- _WHAT YOU ARE ASKED TO DO_:
From the entries below, count every line that contains the word "time". Please give the number and nothing else.

○ ○ ○ ○ ○ ○ ○

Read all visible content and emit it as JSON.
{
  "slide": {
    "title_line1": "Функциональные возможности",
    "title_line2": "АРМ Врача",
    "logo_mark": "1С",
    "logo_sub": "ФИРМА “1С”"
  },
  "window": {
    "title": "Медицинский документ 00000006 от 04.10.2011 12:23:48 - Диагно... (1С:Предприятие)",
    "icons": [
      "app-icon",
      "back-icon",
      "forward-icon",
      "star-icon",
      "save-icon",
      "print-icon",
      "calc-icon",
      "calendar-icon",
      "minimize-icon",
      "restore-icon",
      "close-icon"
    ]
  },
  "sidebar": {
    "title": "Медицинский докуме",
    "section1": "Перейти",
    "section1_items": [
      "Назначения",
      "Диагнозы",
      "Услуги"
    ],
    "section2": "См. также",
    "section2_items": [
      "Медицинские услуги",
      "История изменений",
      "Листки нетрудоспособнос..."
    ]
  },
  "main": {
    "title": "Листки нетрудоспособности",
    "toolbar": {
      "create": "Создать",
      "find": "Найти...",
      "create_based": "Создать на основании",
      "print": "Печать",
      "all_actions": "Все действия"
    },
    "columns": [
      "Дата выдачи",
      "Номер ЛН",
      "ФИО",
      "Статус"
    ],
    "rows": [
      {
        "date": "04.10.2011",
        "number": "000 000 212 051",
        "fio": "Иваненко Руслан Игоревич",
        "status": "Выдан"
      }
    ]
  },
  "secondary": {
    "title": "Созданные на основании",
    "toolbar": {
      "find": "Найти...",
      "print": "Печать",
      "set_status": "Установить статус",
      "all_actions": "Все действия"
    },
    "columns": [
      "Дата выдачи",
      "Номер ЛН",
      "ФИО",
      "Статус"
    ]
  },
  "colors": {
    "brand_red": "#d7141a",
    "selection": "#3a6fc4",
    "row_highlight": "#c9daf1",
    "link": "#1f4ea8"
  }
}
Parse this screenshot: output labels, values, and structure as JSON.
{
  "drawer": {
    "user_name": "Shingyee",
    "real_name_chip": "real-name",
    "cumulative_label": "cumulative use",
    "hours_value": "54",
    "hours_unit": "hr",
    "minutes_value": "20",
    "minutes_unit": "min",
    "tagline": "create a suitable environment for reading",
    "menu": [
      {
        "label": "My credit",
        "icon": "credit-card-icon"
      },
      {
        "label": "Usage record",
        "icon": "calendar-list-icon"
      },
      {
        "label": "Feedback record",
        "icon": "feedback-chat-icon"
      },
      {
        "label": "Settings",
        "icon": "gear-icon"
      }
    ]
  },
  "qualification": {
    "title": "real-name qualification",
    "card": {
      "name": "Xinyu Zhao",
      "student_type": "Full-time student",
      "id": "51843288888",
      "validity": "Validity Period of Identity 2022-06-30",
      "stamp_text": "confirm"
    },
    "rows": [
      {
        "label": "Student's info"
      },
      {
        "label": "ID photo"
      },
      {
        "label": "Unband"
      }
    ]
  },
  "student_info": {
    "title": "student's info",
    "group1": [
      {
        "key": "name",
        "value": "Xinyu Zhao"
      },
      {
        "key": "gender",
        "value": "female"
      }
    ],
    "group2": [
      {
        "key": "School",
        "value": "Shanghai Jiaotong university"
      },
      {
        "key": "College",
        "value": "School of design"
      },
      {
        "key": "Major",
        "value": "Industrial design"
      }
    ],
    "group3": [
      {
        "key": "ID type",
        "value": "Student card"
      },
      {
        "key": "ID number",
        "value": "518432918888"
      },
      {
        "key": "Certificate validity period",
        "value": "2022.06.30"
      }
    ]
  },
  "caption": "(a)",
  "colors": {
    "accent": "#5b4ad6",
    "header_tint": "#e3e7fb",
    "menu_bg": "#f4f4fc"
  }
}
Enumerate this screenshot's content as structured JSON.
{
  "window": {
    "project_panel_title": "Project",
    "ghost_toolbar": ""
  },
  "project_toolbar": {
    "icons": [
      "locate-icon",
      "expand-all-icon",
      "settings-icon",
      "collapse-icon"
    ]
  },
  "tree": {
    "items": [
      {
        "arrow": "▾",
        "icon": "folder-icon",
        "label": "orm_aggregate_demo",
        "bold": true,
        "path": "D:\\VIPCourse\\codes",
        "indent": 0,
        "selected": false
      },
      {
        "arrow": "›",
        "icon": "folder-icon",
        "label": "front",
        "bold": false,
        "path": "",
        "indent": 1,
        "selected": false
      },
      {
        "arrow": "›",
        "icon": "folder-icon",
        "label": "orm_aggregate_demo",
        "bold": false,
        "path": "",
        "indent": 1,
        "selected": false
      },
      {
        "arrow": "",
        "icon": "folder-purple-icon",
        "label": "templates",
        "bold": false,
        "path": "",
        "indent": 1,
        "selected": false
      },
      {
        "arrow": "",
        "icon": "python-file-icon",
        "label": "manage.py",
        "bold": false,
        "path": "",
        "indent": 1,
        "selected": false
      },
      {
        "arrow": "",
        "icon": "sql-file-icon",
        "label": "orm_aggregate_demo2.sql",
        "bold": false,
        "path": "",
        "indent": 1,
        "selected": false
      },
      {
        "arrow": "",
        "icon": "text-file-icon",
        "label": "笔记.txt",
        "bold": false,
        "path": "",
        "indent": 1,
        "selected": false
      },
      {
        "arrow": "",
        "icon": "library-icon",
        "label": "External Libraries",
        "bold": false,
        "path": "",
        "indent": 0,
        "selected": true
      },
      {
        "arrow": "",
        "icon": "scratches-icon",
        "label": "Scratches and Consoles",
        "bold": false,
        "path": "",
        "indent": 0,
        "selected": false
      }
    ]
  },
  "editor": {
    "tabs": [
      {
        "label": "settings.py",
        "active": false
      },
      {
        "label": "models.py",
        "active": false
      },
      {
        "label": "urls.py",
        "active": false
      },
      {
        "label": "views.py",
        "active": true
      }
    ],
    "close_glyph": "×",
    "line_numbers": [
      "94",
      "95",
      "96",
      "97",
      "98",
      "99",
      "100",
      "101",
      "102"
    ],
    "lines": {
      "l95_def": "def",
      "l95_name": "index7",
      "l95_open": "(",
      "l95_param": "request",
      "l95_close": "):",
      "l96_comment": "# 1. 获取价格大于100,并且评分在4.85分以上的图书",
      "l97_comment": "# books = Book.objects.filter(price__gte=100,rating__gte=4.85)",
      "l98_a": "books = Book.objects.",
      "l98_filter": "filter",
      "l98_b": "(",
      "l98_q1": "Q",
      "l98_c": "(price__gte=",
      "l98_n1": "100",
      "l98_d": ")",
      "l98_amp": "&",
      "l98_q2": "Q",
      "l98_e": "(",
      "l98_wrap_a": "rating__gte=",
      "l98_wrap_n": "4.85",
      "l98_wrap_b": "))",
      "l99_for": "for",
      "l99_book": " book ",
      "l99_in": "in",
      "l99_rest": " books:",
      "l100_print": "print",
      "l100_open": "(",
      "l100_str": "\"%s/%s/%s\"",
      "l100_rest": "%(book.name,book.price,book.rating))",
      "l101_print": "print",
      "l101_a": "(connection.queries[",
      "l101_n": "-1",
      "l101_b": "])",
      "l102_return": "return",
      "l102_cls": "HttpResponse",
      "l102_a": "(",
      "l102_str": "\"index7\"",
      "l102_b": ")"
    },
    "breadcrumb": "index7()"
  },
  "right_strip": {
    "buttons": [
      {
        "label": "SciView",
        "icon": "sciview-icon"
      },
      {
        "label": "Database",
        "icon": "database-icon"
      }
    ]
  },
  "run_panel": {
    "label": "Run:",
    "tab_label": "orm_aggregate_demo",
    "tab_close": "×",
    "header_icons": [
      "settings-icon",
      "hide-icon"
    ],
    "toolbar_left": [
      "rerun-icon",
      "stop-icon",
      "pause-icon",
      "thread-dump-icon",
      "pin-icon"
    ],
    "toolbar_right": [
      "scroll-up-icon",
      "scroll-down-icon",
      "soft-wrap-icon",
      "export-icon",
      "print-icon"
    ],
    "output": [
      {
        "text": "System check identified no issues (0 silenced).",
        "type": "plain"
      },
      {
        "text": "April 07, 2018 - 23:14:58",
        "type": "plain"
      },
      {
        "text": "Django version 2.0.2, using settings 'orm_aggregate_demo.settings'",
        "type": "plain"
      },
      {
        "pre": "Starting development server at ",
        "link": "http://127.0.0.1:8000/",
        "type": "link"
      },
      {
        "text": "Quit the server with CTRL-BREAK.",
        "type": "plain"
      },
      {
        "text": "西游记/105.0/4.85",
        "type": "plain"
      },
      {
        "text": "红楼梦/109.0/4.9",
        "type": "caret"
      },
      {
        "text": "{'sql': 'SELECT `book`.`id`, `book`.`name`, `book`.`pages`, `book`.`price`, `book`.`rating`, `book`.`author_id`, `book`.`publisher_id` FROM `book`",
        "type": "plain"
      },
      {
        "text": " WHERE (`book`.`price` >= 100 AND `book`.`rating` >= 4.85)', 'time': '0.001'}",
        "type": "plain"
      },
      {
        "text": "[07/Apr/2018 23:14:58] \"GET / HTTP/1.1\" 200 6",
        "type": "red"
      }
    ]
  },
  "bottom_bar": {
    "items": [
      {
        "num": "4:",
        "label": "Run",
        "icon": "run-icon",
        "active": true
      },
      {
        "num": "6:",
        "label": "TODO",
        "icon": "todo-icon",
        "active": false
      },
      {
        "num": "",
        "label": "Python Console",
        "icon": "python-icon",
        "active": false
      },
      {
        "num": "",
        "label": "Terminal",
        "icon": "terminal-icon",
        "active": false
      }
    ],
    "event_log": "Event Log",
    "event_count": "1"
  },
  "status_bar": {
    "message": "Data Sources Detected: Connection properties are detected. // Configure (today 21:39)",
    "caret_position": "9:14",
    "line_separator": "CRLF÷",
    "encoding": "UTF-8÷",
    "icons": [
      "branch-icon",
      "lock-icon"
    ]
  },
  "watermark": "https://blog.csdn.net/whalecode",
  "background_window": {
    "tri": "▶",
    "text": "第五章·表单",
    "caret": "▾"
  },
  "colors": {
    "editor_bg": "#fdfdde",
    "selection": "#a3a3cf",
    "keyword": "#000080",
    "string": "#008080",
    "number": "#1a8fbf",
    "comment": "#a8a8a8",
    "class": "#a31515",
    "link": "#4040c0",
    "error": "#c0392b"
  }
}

○ ○ ○ ○ ○ ○ ○

- _THE REPLY_:
2